## Begin EXCERPTED RECORDS

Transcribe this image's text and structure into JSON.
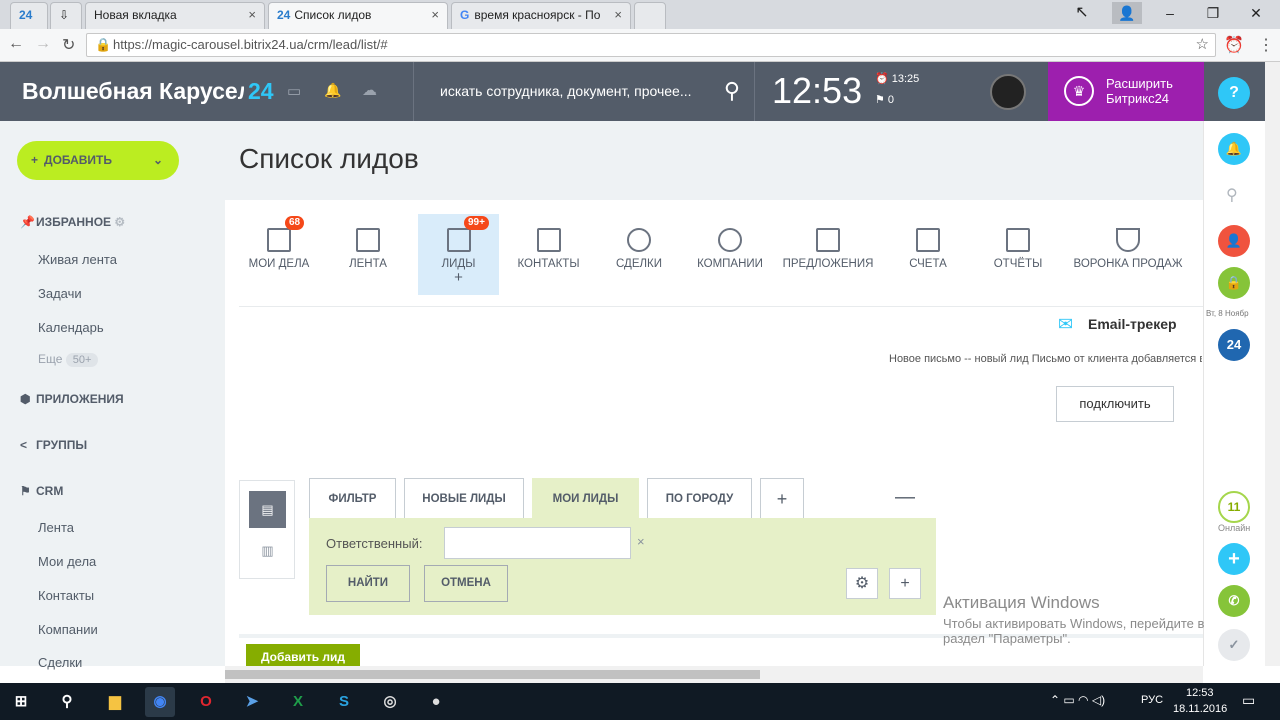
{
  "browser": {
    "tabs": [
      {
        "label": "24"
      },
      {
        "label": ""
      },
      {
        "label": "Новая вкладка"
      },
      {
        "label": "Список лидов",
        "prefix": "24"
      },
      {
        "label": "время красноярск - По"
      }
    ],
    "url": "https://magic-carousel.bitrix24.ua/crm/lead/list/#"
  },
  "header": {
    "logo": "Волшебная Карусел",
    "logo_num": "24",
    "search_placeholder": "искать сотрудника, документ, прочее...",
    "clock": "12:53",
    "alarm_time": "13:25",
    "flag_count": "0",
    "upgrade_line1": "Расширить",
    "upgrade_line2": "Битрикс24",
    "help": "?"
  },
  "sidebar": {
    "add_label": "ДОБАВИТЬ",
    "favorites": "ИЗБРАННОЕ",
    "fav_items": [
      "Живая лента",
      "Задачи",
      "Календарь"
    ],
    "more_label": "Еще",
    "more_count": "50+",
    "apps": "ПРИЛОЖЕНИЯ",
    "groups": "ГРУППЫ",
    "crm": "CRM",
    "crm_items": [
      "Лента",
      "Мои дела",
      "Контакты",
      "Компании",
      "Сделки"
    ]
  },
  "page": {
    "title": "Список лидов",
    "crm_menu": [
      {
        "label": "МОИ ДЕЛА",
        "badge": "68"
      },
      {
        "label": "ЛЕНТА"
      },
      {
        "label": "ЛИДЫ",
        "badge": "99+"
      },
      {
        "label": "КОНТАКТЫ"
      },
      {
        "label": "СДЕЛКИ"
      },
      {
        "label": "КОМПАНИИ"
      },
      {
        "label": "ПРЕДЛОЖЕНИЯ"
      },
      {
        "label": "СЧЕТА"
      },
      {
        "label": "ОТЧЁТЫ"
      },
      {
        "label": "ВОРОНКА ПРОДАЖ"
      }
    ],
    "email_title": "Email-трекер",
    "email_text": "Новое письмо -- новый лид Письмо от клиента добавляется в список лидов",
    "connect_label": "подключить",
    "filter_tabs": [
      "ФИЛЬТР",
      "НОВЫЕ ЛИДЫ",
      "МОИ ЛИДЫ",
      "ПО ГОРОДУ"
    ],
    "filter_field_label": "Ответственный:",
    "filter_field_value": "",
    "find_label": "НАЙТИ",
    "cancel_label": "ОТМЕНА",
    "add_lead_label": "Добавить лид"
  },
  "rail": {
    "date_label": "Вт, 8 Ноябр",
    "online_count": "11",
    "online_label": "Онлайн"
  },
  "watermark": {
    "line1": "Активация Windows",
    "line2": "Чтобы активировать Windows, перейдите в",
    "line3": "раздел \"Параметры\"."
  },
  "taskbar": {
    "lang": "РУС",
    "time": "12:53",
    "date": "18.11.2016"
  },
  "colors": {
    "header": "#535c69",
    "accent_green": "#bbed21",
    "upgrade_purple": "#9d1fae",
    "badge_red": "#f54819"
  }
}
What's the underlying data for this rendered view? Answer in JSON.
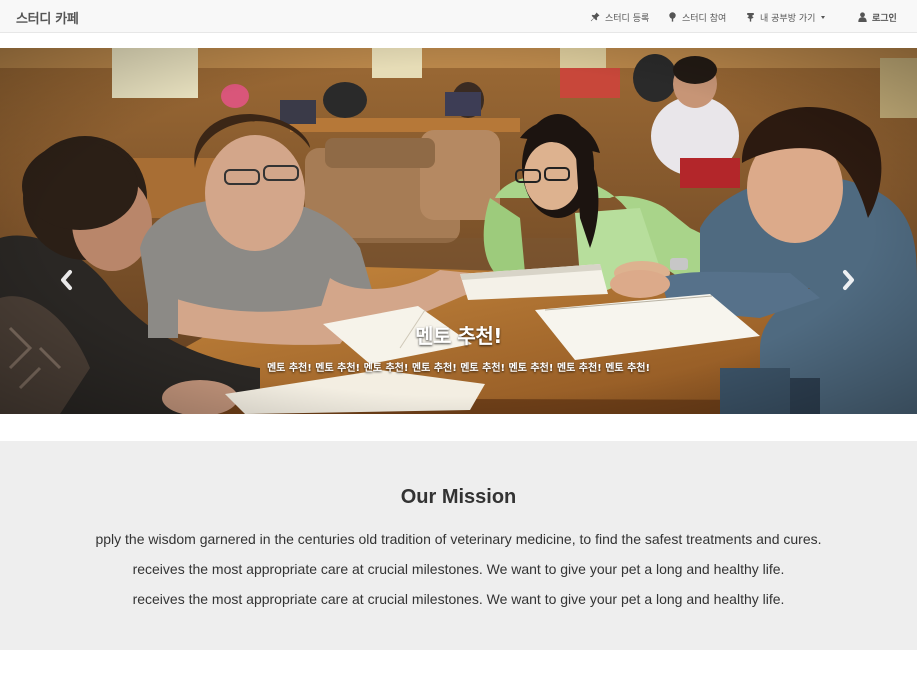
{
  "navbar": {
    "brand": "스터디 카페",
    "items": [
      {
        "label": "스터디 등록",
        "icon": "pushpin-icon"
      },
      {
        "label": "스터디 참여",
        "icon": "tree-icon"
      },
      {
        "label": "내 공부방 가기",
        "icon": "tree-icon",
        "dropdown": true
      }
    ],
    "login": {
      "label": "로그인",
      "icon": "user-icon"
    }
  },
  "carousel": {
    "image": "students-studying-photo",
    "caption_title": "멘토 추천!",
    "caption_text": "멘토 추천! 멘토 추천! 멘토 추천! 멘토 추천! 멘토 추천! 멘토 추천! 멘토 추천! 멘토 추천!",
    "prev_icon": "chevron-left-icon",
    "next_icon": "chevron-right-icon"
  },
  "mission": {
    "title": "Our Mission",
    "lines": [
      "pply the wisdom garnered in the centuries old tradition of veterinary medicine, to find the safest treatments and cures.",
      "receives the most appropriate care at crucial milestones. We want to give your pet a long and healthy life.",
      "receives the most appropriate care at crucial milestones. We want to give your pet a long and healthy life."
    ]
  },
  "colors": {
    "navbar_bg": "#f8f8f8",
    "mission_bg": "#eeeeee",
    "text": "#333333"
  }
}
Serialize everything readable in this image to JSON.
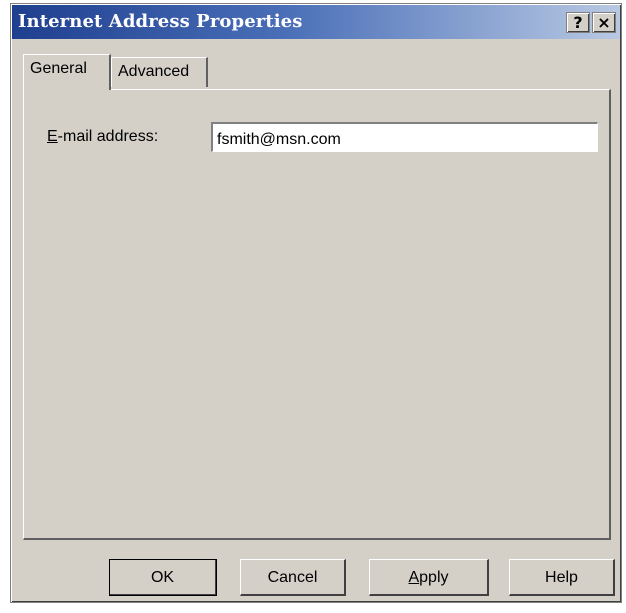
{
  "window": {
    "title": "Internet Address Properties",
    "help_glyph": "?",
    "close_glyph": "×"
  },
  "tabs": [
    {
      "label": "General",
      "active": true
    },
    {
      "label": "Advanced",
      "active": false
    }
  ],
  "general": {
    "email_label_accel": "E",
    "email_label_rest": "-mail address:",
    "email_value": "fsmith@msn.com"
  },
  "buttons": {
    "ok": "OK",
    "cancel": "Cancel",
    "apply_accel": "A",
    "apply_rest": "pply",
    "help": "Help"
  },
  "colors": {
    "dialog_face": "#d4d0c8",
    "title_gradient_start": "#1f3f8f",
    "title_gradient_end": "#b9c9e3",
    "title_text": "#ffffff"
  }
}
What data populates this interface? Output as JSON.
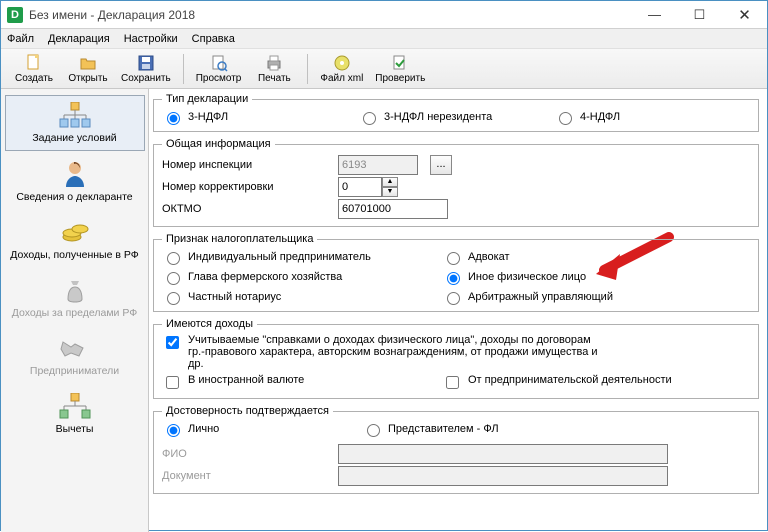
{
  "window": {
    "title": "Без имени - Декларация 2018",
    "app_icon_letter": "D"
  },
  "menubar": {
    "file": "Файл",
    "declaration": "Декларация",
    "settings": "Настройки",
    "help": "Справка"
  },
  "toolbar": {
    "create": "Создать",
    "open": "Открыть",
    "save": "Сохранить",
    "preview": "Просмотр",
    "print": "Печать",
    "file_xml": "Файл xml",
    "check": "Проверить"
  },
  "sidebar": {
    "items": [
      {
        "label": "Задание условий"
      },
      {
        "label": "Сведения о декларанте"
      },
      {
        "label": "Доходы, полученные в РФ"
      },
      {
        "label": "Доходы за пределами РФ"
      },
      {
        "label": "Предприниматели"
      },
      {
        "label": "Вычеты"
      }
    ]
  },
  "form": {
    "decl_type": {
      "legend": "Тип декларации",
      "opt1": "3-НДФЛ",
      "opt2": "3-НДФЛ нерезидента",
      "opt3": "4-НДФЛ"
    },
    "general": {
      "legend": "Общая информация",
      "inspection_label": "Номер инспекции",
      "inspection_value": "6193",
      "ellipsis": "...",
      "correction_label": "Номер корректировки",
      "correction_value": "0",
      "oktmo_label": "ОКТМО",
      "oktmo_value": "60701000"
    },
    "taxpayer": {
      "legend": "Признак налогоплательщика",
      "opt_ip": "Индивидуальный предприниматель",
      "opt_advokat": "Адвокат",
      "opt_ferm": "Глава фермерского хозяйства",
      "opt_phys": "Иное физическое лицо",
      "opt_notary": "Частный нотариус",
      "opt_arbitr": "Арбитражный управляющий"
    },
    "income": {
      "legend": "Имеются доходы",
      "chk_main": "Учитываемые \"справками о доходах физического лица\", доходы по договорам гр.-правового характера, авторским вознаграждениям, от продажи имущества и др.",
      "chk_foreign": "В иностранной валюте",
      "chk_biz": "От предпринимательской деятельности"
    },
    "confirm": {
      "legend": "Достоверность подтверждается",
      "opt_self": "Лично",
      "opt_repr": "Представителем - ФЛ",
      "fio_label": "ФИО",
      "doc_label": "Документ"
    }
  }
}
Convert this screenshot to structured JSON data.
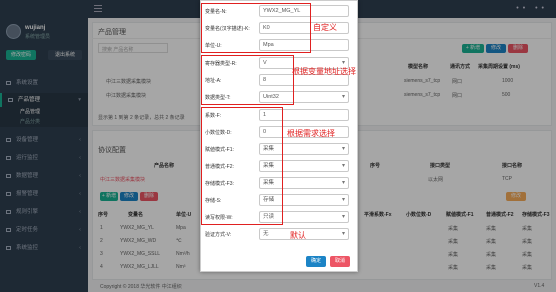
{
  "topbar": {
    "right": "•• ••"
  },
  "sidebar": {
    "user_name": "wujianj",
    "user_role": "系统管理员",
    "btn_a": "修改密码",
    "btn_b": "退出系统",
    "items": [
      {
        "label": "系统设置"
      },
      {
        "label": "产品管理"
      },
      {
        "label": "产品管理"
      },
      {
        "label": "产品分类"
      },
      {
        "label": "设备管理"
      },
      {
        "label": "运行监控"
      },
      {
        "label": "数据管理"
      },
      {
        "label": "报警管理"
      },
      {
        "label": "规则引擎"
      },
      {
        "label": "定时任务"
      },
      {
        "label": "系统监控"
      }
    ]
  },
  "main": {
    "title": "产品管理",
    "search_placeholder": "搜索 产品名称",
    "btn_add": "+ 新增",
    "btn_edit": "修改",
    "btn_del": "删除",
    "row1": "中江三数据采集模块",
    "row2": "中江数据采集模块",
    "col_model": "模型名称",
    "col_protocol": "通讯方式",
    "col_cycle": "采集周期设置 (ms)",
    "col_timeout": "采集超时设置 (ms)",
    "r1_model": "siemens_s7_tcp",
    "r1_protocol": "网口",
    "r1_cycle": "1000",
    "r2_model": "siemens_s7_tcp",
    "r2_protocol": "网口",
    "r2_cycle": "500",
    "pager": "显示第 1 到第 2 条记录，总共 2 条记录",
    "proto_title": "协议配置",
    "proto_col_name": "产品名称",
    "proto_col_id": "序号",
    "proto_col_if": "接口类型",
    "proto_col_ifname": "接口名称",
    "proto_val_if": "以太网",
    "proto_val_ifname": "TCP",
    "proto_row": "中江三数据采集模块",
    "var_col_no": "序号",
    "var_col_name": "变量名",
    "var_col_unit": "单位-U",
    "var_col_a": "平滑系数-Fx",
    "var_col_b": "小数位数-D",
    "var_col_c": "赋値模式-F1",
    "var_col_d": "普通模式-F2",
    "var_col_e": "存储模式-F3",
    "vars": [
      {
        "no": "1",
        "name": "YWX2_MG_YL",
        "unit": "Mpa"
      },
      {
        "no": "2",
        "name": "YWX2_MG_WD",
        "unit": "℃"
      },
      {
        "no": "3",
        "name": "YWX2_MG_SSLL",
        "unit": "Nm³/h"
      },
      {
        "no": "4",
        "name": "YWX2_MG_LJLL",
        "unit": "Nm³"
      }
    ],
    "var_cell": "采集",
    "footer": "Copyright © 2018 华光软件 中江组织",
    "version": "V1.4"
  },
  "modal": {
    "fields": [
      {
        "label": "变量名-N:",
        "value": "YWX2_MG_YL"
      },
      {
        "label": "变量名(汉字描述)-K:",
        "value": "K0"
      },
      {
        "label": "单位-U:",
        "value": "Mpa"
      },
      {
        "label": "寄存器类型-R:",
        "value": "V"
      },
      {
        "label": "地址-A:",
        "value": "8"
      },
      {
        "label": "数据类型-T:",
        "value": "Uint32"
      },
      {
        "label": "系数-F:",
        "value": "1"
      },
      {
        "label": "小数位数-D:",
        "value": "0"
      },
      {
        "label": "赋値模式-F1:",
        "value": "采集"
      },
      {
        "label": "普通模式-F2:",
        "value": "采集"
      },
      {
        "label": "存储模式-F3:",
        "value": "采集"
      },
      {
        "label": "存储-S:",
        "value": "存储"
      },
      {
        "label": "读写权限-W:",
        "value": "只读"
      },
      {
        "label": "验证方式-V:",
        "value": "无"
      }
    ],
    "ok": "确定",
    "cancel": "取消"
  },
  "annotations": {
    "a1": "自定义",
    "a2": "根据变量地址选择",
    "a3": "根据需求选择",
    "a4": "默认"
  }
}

## End EXCERPTED RECORDS

*SET TASK*:
Scan the records above for the string "data", then report every line that contains it.

*FINISHED ANSWER*:
What's the underlying data for this rendered view? Answer in JSON.
What data populates this interface? Output as JSON.
Convert this screenshot to structured JSON data.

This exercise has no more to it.